_Stated goal_: Each line of the material must be repeated precisely, with the pictures left out.

_Listed records_:

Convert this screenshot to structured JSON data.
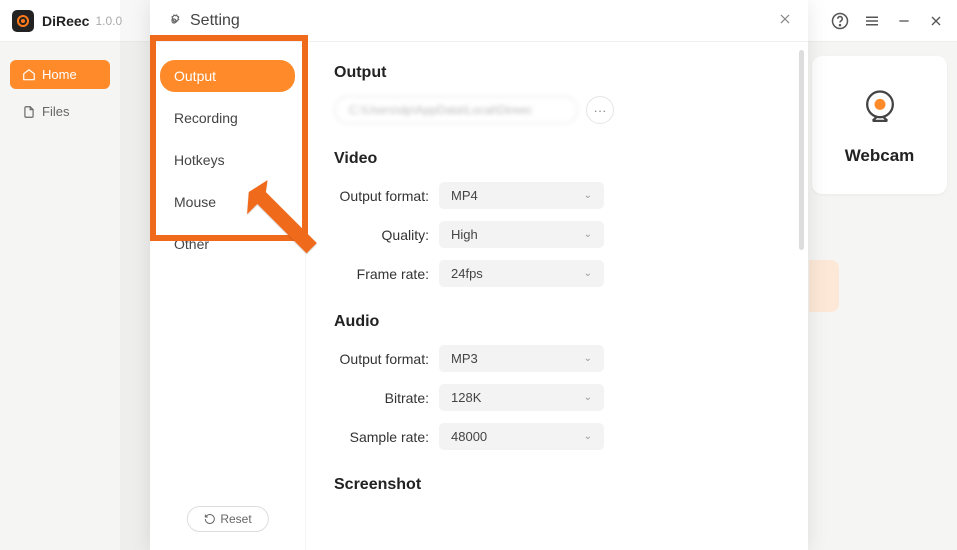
{
  "app": {
    "name": "DiReec",
    "version": "1.0.0"
  },
  "sidebar": {
    "items": [
      {
        "label": "Home",
        "icon": "home-icon",
        "active": true
      },
      {
        "label": "Files",
        "icon": "files-icon",
        "active": false
      }
    ]
  },
  "webcam": {
    "label": "Webcam"
  },
  "settings_modal": {
    "title": "Setting",
    "tabs": [
      "Output",
      "Recording",
      "Hotkeys",
      "Mouse",
      "Other"
    ],
    "active_tab": "Output",
    "reset_label": "Reset",
    "sections": {
      "output": {
        "heading": "Output",
        "path_display": "C:\\Users\\dp\\AppData\\Local\\Direec"
      },
      "video": {
        "heading": "Video",
        "rows": [
          {
            "label": "Output format:",
            "value": "MP4"
          },
          {
            "label": "Quality:",
            "value": "High"
          },
          {
            "label": "Frame rate:",
            "value": "24fps"
          }
        ]
      },
      "audio": {
        "heading": "Audio",
        "rows": [
          {
            "label": "Output format:",
            "value": "MP3"
          },
          {
            "label": "Bitrate:",
            "value": "128K"
          },
          {
            "label": "Sample rate:",
            "value": "48000"
          }
        ]
      },
      "screenshot": {
        "heading": "Screenshot"
      }
    }
  }
}
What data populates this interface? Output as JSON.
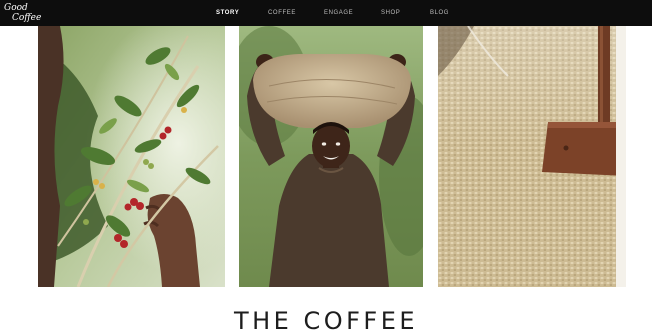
{
  "logo": {
    "line1": "Good",
    "line2": "Coffee"
  },
  "nav": {
    "items": [
      {
        "label": "STORY",
        "active": true
      },
      {
        "label": "COFFEE",
        "active": false
      },
      {
        "label": "ENGAGE",
        "active": false
      },
      {
        "label": "SHOP",
        "active": false
      },
      {
        "label": "BLOG",
        "active": false
      }
    ]
  },
  "section": {
    "title": "THE COFFEE"
  },
  "colors": {
    "navbar_bg": "#0d0d0d",
    "nav_active": "#ffffff",
    "nav_inactive": "#bdbdbd",
    "heading": "#1d1d1d"
  }
}
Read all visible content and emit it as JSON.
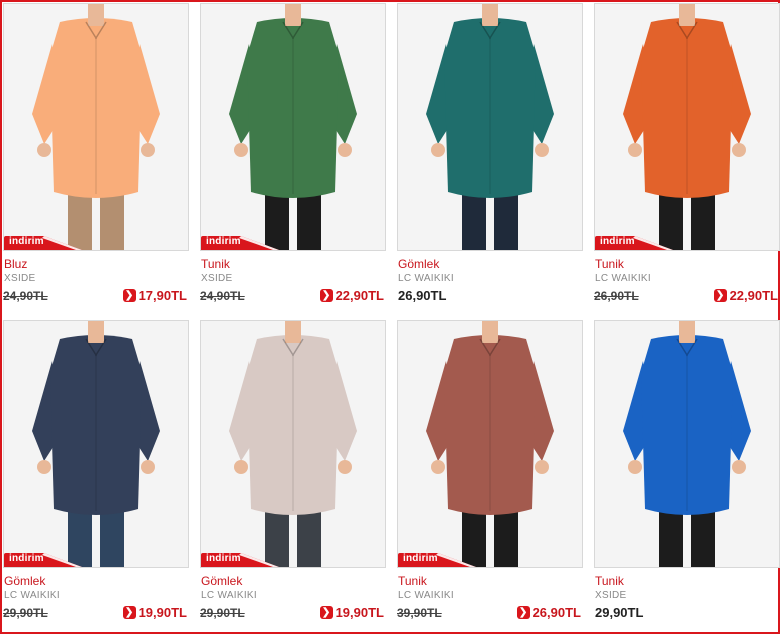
{
  "badge_label": "indirim",
  "accent_color": "#d9161c",
  "products": [
    {
      "category": "Bluz",
      "brand": "XSIDE",
      "old_price": "24,90TL",
      "price": "17,90TL",
      "discounted": true,
      "shirt_color": "#f9ad7a",
      "pants_color": "#b38f70"
    },
    {
      "category": "Tunik",
      "brand": "XSIDE",
      "old_price": "24,90TL",
      "price": "22,90TL",
      "discounted": true,
      "shirt_color": "#3f7a4a",
      "pants_color": "#1c1c1c"
    },
    {
      "category": "Gömlek",
      "brand": "LC WAIKIKI",
      "old_price": "",
      "price": "26,90TL",
      "discounted": false,
      "shirt_color": "#1f6e6c",
      "pants_color": "#1f2a3a"
    },
    {
      "category": "Tunik",
      "brand": "LC WAIKIKI",
      "old_price": "26,90TL",
      "price": "22,90TL",
      "discounted": true,
      "shirt_color": "#e2622b",
      "pants_color": "#1c1c1c"
    },
    {
      "category": "Gömlek",
      "brand": "LC WAIKIKI",
      "old_price": "29,90TL",
      "price": "19,90TL",
      "discounted": true,
      "shirt_color": "#33405a",
      "pants_color": "#2f4560"
    },
    {
      "category": "Gömlek",
      "brand": "LC WAIKIKI",
      "old_price": "29,90TL",
      "price": "19,90TL",
      "discounted": true,
      "shirt_color": "#d8c9c4",
      "pants_color": "#3c4148"
    },
    {
      "category": "Tunik",
      "brand": "LC WAIKIKI",
      "old_price": "39,90TL",
      "price": "26,90TL",
      "discounted": true,
      "shirt_color": "#a35a4e",
      "pants_color": "#1c1c1c"
    },
    {
      "category": "Tunik",
      "brand": "XSIDE",
      "old_price": "",
      "price": "29,90TL",
      "discounted": false,
      "shirt_color": "#1a63c4",
      "pants_color": "#1c1c1c"
    }
  ]
}
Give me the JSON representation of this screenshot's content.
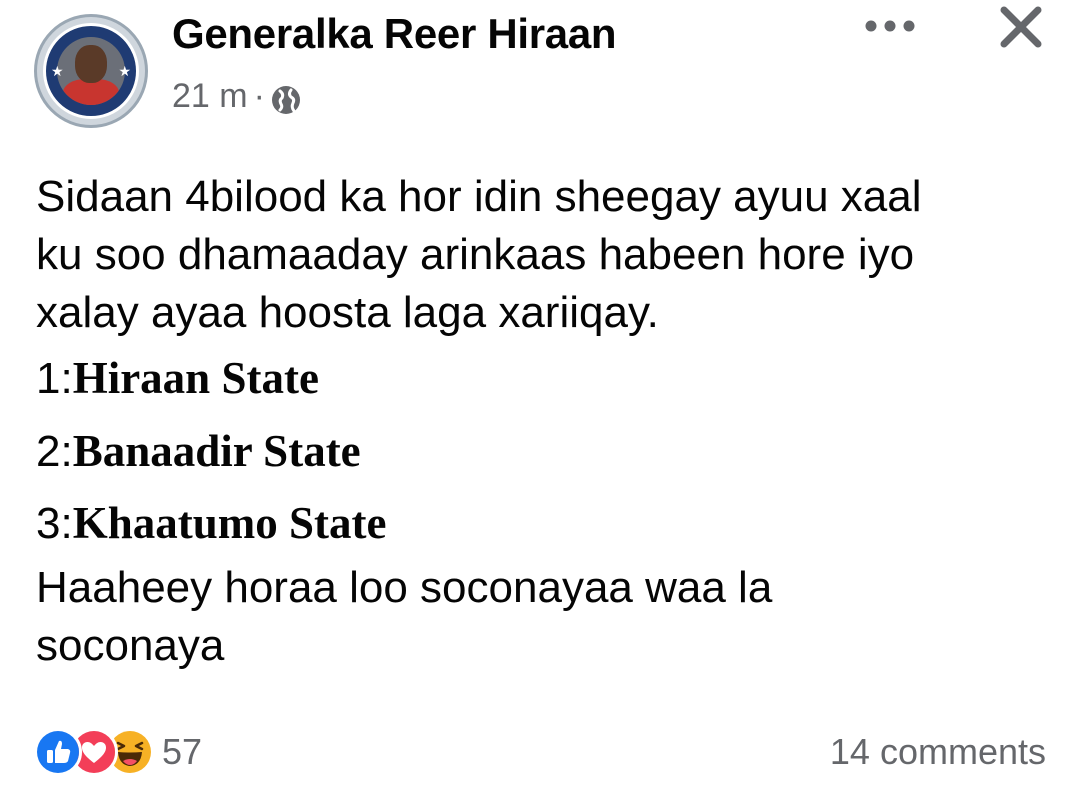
{
  "post": {
    "author": "Generalka Reer Hiraan",
    "time": "21 m",
    "separator": "·",
    "audience_icon": "globe-icon",
    "avatar_icon": "profile-avatar",
    "lines": [
      "Sidaan 4bilood ka hor idin sheegay ayuu xaal",
      "ku soo dhamaaday arinkaas habeen hore iyo",
      "xalay ayaa hoosta laga xariiqay."
    ],
    "list": [
      {
        "prefix": "1:",
        "name": "Hiraan State"
      },
      {
        "prefix": "2:",
        "name": "Banaadir State"
      },
      {
        "prefix": "3:",
        "name": "Khaatumo State"
      }
    ],
    "closing_lines": [
      "Haaheey horaa loo soconayaa waa la",
      "soconaya"
    ]
  },
  "header_actions": {
    "more_icon": "more-horizontal-icon",
    "close_icon": "close-icon"
  },
  "footer": {
    "reaction_icons": [
      "like-icon",
      "love-icon",
      "haha-icon"
    ],
    "reaction_count": "57",
    "comments": "14 comments"
  },
  "colors": {
    "text_primary": "#050505",
    "text_secondary": "#65676b",
    "like_blue": "#1877f2",
    "love_red": "#f33e58",
    "haha_yellow": "#f7b125"
  }
}
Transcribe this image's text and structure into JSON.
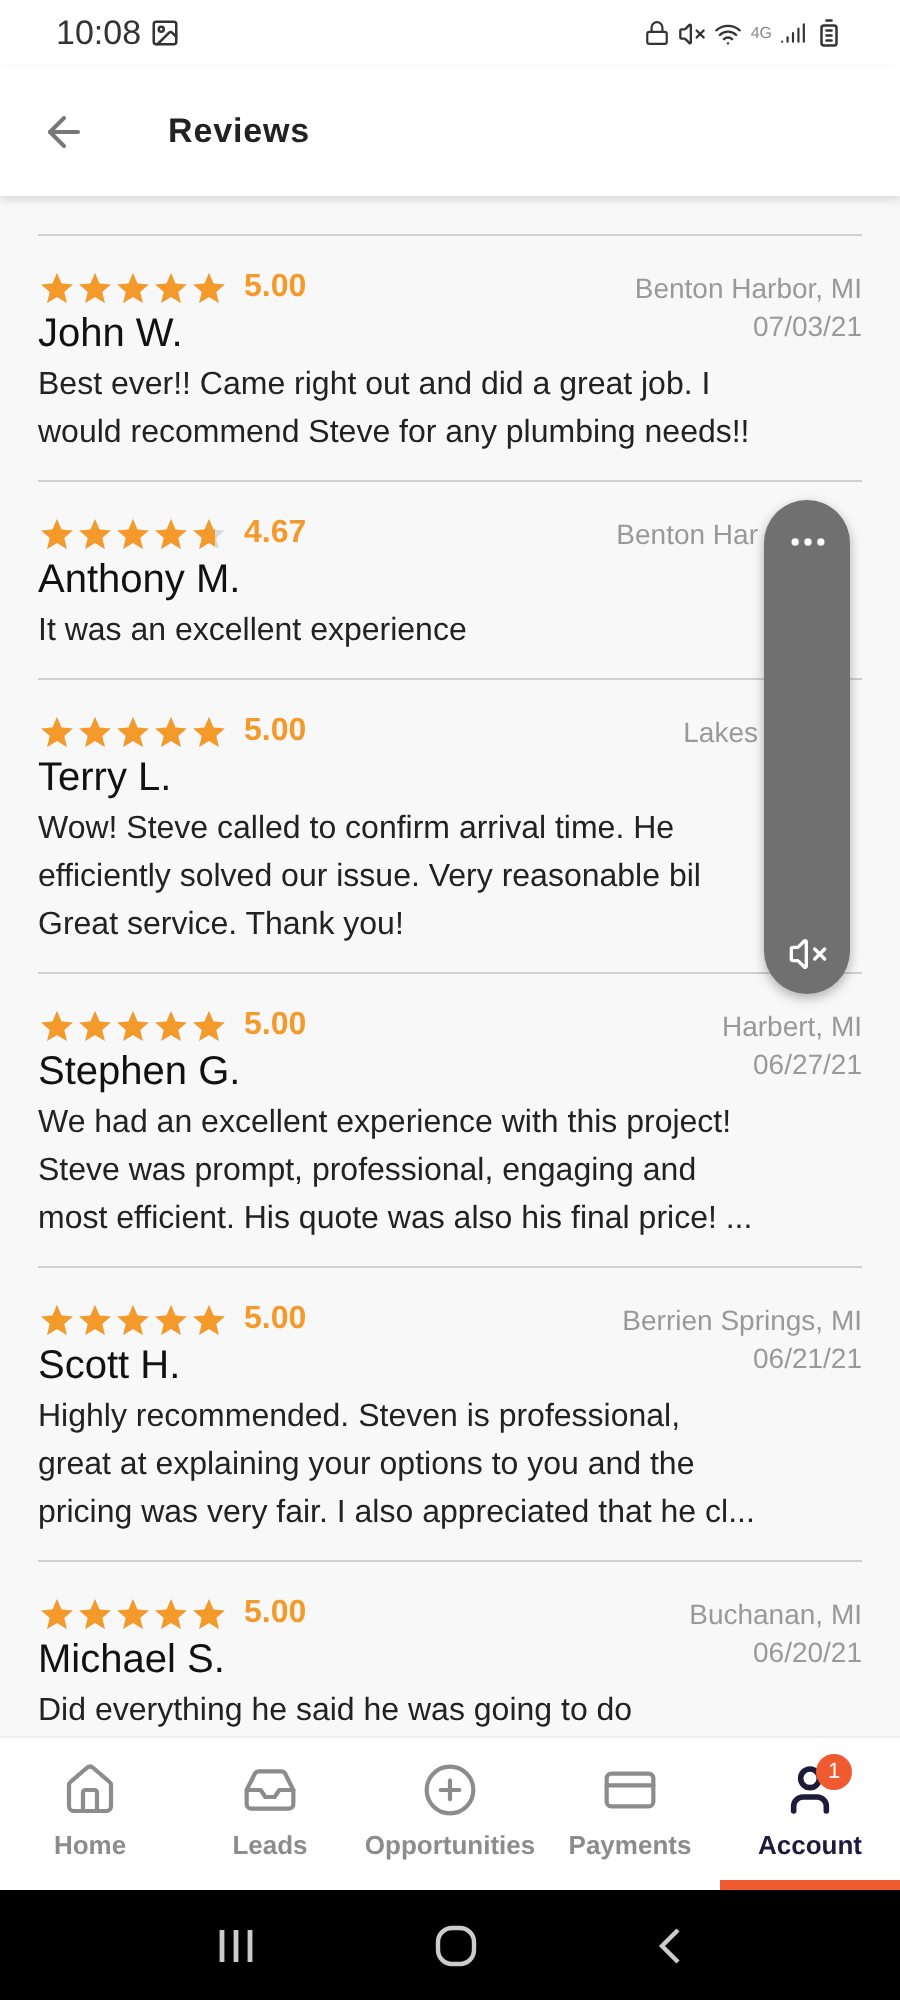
{
  "status_bar": {
    "time": "10:08",
    "network": "4G"
  },
  "header": {
    "title": "Reviews"
  },
  "reviews": [
    {
      "stars": 5,
      "rating": "5.00",
      "name": "John W.",
      "location": "Benton Harbor, MI",
      "date": "07/03/21",
      "lines": [
        "Best ever!! Came right out and did a great job. I",
        "would recommend Steve for any plumbing needs!!"
      ]
    },
    {
      "stars": 4.67,
      "rating": "4.67",
      "name": "Anthony M.",
      "location": "Benton Har",
      "overlaid": true,
      "lines": [
        "It was an excellent experience"
      ]
    },
    {
      "stars": 5,
      "rating": "5.00",
      "name": "Terry L.",
      "location": "Lakes",
      "overlaid": true,
      "lines": [
        "Wow! Steve called to confirm arrival time. He",
        "efficiently solved our issue. Very reasonable bil",
        "Great service. Thank you!"
      ]
    },
    {
      "stars": 5,
      "rating": "5.00",
      "name": "Stephen G.",
      "location": "Harbert, MI",
      "date": "06/27/21",
      "lines": [
        "We had an excellent experience with this project!",
        "Steve was prompt, professional, engaging and",
        "most efficient. His quote was also his final price! ..."
      ]
    },
    {
      "stars": 5,
      "rating": "5.00",
      "name": "Scott H.",
      "location": "Berrien Springs, MI",
      "date": "06/21/21",
      "lines": [
        "Highly recommended. Steven is professional,",
        "great at explaining your options to you and the",
        "pricing was very fair. I also appreciated that he cl..."
      ]
    },
    {
      "stars": 5,
      "rating": "5.00",
      "name": "Michael S.",
      "location": "Buchanan, MI",
      "date": "06/20/21",
      "lines": [
        "Did everything he said he was going to do"
      ]
    }
  ],
  "nav": [
    {
      "kind": "home",
      "label": "Home",
      "selected": false
    },
    {
      "kind": "leads",
      "label": "Leads",
      "selected": false
    },
    {
      "kind": "opportunities",
      "label": "Opportunities",
      "selected": false
    },
    {
      "kind": "payments",
      "label": "Payments",
      "selected": false
    },
    {
      "kind": "account",
      "label": "Account",
      "selected": true,
      "badge": "1"
    }
  ]
}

_Expected answer_:
Convert this screenshot to structured JSON data.
{
  "app": {
    "name": "DiReec",
    "version": "1.0.0"
  },
  "sidebar": {
    "items": [
      {
        "label": "Home",
        "icon": "home-icon",
        "active": true
      },
      {
        "label": "Files",
        "icon": "files-icon",
        "active": false
      }
    ]
  },
  "webcam": {
    "label": "Webcam"
  },
  "settings_modal": {
    "title": "Setting",
    "tabs": [
      "Output",
      "Recording",
      "Hotkeys",
      "Mouse",
      "Other"
    ],
    "active_tab": "Output",
    "reset_label": "Reset",
    "sections": {
      "output": {
        "heading": "Output",
        "path_display": "C:\\Users\\dp\\AppData\\Local\\Direec"
      },
      "video": {
        "heading": "Video",
        "rows": [
          {
            "label": "Output format:",
            "value": "MP4"
          },
          {
            "label": "Quality:",
            "value": "High"
          },
          {
            "label": "Frame rate:",
            "value": "24fps"
          }
        ]
      },
      "audio": {
        "heading": "Audio",
        "rows": [
          {
            "label": "Output format:",
            "value": "MP3"
          },
          {
            "label": "Bitrate:",
            "value": "128K"
          },
          {
            "label": "Sample rate:",
            "value": "48000"
          }
        ]
      },
      "screenshot": {
        "heading": "Screenshot"
      }
    }
  }
}
What data populates this interface? Output as JSON.
{
  "logo": {
    "line1": "Good",
    "line2": "Coffee"
  },
  "nav": {
    "items": [
      {
        "label": "STORY",
        "active": true
      },
      {
        "label": "COFFEE",
        "active": false
      },
      {
        "label": "ENGAGE",
        "active": false
      },
      {
        "label": "SHOP",
        "active": false
      },
      {
        "label": "BLOG",
        "active": false
      }
    ]
  },
  "section": {
    "title": "THE COFFEE"
  },
  "colors": {
    "navbar_bg": "#0d0d0d",
    "nav_active": "#ffffff",
    "nav_inactive": "#bdbdbd",
    "heading": "#1d1d1d"
  }
}
Read all visible content and emit it as JSON.
{
  "badge_label": "indirim",
  "accent_color": "#d9161c",
  "products": [
    {
      "category": "Bluz",
      "brand": "XSIDE",
      "old_price": "24,90TL",
      "price": "17,90TL",
      "discounted": true,
      "shirt_color": "#f9ad7a",
      "pants_color": "#b38f70"
    },
    {
      "category": "Tunik",
      "brand": "XSIDE",
      "old_price": "24,90TL",
      "price": "22,90TL",
      "discounted": true,
      "shirt_color": "#3f7a4a",
      "pants_color": "#1c1c1c"
    },
    {
      "category": "Gömlek",
      "brand": "LC WAIKIKI",
      "old_price": "",
      "price": "26,90TL",
      "discounted": false,
      "shirt_color": "#1f6e6c",
      "pants_color": "#1f2a3a"
    },
    {
      "category": "Tunik",
      "brand": "LC WAIKIKI",
      "old_price": "26,90TL",
      "price": "22,90TL",
      "discounted": true,
      "shirt_color": "#e2622b",
      "pants_color": "#1c1c1c"
    },
    {
      "category": "Gömlek",
      "brand": "LC WAIKIKI",
      "old_price": "29,90TL",
      "price": "19,90TL",
      "discounted": true,
      "shirt_color": "#33405a",
      "pants_color": "#2f4560"
    },
    {
      "category": "Gömlek",
      "brand": "LC WAIKIKI",
      "old_price": "29,90TL",
      "price": "19,90TL",
      "discounted": true,
      "shirt_color": "#d8c9c4",
      "pants_color": "#3c4148"
    },
    {
      "category": "Tunik",
      "brand": "LC WAIKIKI",
      "old_price": "39,90TL",
      "price": "26,90TL",
      "discounted": true,
      "shirt_color": "#a35a4e",
      "pants_color": "#1c1c1c"
    },
    {
      "category": "Tunik",
      "brand": "XSIDE",
      "old_price": "",
      "price": "29,90TL",
      "discounted": false,
      "shirt_color": "#1a63c4",
      "pants_color": "#1c1c1c"
    }
  ]
}
Give me the JSON representation of this screenshot's content.
{
  "post": {
    "author": "Generalka Reer Hiraan",
    "time": "21 m",
    "separator": "·",
    "audience_icon": "globe-icon",
    "avatar_icon": "profile-avatar",
    "lines": [
      "Sidaan 4bilood ka hor idin sheegay ayuu xaal",
      "ku soo dhamaaday arinkaas habeen hore iyo",
      "xalay ayaa hoosta laga xariiqay."
    ],
    "list": [
      {
        "prefix": "1:",
        "name": "Hiraan State"
      },
      {
        "prefix": "2:",
        "name": "Banaadir State"
      },
      {
        "prefix": "3:",
        "name": "Khaatumo State"
      }
    ],
    "closing_lines": [
      "Haaheey horaa loo soconayaa waa la",
      "soconaya"
    ]
  },
  "header_actions": {
    "more_icon": "more-horizontal-icon",
    "close_icon": "close-icon"
  },
  "footer": {
    "reaction_icons": [
      "like-icon",
      "love-icon",
      "haha-icon"
    ],
    "reaction_count": "57",
    "comments": "14 comments"
  },
  "colors": {
    "text_primary": "#050505",
    "text_secondary": "#65676b",
    "like_blue": "#1877f2",
    "love_red": "#f33e58",
    "haha_yellow": "#f7b125"
  }
}
Transcribe this image's text and structure into JSON.
{
  "status_bar": {
    "time": "10:08",
    "network": "4G"
  },
  "header": {
    "title": "Reviews"
  },
  "reviews": [
    {
      "stars": 5,
      "rating": "5.00",
      "name": "John W.",
      "location": "Benton Harbor, MI",
      "date": "07/03/21",
      "lines": [
        "Best ever!! Came right out and did a great job. I",
        "would recommend Steve for any plumbing needs!!"
      ]
    },
    {
      "stars": 4.67,
      "rating": "4.67",
      "name": "Anthony M.",
      "location": "Benton Har",
      "overlaid": true,
      "lines": [
        "It was an excellent experience"
      ]
    },
    {
      "stars": 5,
      "rating": "5.00",
      "name": "Terry L.",
      "location": "Lakes",
      "overlaid": true,
      "lines": [
        "Wow! Steve called to confirm arrival time. He",
        "efficiently solved our issue. Very reasonable bil",
        "Great service. Thank you!"
      ]
    },
    {
      "stars": 5,
      "rating": "5.00",
      "name": "Stephen G.",
      "location": "Harbert, MI",
      "date": "06/27/21",
      "lines": [
        "We had an excellent experience with this project!",
        "Steve was prompt, professional, engaging and",
        "most efficient. His quote was also his final price! ..."
      ]
    },
    {
      "stars": 5,
      "rating": "5.00",
      "name": "Scott H.",
      "location": "Berrien Springs, MI",
      "date": "06/21/21",
      "lines": [
        "Highly recommended. Steven is professional,",
        "great at explaining your options to you and the",
        "pricing was very fair. I also appreciated that he cl..."
      ]
    },
    {
      "stars": 5,
      "rating": "5.00",
      "name": "Michael S.",
      "location": "Buchanan, MI",
      "date": "06/20/21",
      "lines": [
        "Did everything he said he was going to do"
      ]
    }
  ],
  "nav": [
    {
      "kind": "home",
      "label": "Home",
      "selected": false
    },
    {
      "kind": "leads",
      "label": "Leads",
      "selected": false
    },
    {
      "kind": "opportunities",
      "label": "Opportunities",
      "selected": false
    },
    {
      "kind": "payments",
      "label": "Payments",
      "selected": false
    },
    {
      "kind": "account",
      "label": "Account",
      "selected": true,
      "badge": "1"
    }
  ]
}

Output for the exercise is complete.